— Task goal —
Indicate only the number of lines in the listing below in which the word "summer" appears.

— Dataset records —
>>>
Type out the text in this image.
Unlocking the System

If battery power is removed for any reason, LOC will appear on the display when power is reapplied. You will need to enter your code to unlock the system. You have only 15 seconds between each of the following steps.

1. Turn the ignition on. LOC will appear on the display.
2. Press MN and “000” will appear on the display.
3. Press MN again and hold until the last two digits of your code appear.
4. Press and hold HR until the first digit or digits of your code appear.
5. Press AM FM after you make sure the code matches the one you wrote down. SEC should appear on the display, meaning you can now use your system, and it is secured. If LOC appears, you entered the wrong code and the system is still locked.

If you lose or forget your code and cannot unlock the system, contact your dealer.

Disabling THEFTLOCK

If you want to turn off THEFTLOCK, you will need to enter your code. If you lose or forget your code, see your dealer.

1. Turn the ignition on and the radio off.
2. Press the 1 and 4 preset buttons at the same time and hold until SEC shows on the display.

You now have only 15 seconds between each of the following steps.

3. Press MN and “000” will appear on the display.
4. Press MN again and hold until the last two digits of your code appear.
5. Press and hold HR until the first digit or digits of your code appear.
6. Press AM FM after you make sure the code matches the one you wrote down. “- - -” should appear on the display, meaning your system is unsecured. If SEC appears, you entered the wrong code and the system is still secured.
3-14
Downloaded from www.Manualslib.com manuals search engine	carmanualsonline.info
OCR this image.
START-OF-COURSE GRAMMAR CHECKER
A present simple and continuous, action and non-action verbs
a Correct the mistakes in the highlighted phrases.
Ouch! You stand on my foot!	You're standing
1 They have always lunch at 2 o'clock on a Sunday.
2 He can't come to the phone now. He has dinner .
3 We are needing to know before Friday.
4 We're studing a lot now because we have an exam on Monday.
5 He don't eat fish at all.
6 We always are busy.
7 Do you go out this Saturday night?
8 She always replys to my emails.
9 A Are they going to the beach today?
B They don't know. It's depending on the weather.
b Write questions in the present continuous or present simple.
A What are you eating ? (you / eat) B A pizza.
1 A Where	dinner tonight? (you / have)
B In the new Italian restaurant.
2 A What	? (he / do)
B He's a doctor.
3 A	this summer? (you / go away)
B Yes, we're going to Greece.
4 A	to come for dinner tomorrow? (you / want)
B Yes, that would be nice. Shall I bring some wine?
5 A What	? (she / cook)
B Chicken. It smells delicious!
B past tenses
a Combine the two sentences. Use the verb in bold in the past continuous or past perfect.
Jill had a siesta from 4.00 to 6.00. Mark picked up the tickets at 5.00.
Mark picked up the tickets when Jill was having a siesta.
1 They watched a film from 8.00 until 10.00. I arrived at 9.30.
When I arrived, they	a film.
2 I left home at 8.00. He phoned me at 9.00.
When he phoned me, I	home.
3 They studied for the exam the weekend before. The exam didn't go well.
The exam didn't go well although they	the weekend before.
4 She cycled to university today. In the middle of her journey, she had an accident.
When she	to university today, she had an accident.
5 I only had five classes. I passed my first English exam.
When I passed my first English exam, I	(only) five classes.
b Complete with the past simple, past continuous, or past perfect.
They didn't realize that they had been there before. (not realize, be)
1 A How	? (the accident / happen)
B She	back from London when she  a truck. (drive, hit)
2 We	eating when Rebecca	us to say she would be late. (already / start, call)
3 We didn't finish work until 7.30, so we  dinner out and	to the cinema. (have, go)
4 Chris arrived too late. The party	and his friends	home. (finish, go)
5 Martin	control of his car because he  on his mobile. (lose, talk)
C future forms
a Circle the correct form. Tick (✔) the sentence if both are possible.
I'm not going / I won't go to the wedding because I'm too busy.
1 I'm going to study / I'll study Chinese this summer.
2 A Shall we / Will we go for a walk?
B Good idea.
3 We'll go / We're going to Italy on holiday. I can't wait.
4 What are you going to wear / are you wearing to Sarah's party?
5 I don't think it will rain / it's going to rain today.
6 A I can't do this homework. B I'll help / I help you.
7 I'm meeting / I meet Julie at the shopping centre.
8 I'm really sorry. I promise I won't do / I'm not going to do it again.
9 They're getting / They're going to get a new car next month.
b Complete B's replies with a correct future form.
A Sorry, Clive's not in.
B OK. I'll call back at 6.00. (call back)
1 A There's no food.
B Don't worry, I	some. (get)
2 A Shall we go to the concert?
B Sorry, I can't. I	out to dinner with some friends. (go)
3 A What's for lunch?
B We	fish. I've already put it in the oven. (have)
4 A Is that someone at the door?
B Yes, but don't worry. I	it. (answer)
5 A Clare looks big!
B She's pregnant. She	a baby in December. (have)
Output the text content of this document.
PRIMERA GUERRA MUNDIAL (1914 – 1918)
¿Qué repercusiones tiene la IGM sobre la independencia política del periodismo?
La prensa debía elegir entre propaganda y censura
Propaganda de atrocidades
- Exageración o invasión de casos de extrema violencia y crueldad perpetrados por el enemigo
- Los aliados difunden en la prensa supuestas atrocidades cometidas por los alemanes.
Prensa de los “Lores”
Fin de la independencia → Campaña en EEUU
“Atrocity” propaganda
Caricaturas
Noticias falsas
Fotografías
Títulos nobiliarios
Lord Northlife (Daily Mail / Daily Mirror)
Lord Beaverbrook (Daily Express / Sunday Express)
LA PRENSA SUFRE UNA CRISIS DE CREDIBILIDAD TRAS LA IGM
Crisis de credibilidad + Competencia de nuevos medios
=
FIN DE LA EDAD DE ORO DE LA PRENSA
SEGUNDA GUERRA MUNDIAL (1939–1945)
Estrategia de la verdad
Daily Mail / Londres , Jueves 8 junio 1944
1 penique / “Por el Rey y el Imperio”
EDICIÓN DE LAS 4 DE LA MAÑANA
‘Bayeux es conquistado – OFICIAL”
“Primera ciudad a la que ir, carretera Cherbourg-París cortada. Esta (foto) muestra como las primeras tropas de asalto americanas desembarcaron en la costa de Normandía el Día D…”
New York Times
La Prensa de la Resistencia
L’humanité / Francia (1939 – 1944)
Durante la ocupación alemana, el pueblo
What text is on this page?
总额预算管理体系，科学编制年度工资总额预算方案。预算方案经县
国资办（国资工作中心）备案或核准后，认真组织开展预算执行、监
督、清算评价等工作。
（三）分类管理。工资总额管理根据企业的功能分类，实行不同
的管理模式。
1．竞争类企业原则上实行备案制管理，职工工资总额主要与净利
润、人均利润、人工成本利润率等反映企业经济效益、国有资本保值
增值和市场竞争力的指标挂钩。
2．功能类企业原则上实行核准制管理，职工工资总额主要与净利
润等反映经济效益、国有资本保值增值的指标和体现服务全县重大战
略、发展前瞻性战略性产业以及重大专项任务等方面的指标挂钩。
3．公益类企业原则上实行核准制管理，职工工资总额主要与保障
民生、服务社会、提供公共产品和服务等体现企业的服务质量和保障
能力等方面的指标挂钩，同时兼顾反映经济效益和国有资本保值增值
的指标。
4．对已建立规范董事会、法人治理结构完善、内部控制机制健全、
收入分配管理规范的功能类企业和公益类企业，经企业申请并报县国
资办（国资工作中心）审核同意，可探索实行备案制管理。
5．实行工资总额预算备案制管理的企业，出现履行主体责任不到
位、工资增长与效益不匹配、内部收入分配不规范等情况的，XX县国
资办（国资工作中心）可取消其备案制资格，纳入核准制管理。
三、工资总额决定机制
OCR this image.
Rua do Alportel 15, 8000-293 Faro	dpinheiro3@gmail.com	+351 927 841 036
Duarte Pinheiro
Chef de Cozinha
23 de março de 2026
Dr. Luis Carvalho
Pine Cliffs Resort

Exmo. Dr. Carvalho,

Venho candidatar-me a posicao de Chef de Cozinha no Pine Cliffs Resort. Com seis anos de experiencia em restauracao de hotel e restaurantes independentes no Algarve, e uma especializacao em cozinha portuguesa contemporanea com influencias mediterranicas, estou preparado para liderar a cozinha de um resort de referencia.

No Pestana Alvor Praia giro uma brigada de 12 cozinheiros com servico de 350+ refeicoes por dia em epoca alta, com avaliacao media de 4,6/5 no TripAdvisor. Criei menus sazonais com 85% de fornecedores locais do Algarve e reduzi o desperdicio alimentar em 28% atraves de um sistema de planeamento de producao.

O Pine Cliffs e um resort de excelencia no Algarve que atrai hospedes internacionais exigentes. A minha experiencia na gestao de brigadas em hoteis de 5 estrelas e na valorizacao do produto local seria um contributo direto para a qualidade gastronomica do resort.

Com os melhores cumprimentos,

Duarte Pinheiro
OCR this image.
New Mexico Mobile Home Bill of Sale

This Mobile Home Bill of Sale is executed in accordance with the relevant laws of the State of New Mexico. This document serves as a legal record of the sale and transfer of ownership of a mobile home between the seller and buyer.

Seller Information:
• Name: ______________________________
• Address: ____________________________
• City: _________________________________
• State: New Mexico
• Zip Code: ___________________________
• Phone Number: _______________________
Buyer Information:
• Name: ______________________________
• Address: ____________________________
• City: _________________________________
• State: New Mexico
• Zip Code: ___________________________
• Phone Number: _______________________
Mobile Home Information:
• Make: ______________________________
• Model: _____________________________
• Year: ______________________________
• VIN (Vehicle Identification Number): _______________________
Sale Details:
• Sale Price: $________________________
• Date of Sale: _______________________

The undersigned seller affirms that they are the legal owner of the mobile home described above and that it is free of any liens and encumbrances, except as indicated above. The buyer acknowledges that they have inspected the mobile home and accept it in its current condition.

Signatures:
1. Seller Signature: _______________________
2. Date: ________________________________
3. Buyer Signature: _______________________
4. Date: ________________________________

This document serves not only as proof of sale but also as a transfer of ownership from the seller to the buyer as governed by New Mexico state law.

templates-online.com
<<<
— Complete output —
2